The records below must be copied in full; omit the images.

— BEGIN MATERIAL —

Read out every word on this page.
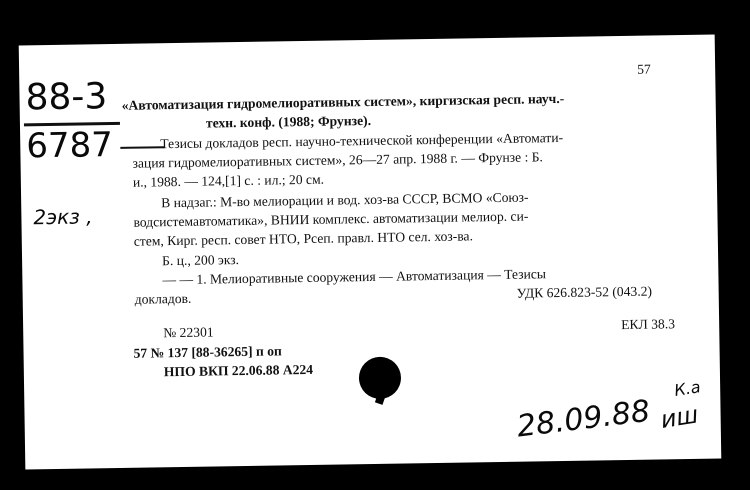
57
88-3
6787
2экз ,
«Автоматизация гидромелиоративных систем», киргизская респ. науч.-
техн. конф. (1988; Фрунзе).
Тезисы докладов респ. научно-технической конференции «Автомати-
зация гидромелиоративных систем», 26—27 апр. 1988 г. — Фрунзе : Б.
и., 1988. — 124,[1] с. : ил.; 20 см.
В надзаг.: М-во мелиорации и вод. хоз-ва СССР, ВСМО «Союз-
водсистемавтоматика», ВНИИ комплекс. автоматизации мелиор. си-
стем, Кирг. респ. совет НТО, Рсеп. правл. НТО сел. хоз-ва.
Б. ц., 200 экз.
— — 1. Мелиоративные сооружения — Автоматизация — Тезисы
докладов.	УДК 626.823-52 (043.2)
ЕКЛ 38.3
№ 22301
57 № 137 [88-36265] п оп
НПО ВКП 22.06.88 А224
28.09.88 иш
К.а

— END MATERIAL —

### TASK OUTPUT
Read out every word on this page.
57
88-3
6787
2экз ,
«Автоматизация гидромелиоративных систем», киргизская респ. науч.-
техн. конф. (1988; Фрунзе).
Тезисы докладов респ. научно-технической конференции «Автомати-
зация гидромелиоративных систем», 26—27 апр. 1988 г. — Фрунзе : Б.
и., 1988. — 124,[1] с. : ил.; 20 см.
В надзаг.: М-во мелиорации и вод. хоз-ва СССР, ВСМО «Союз-
водсистемавтоматика», ВНИИ комплекс. автоматизации мелиор. си-
стем, Кирг. респ. совет НТО, Рсеп. правл. НТО сел. хоз-ва.
Б. ц., 200 экз.
— — 1. Мелиоративные сооружения — Автоматизация — Тезисы
докладов.	УДК 626.823-52 (043.2)
ЕКЛ 38.3
№ 22301
57 № 137 [88-36265] п оп
НПО ВКП 22.06.88 А224
28.09.88 иш
К.а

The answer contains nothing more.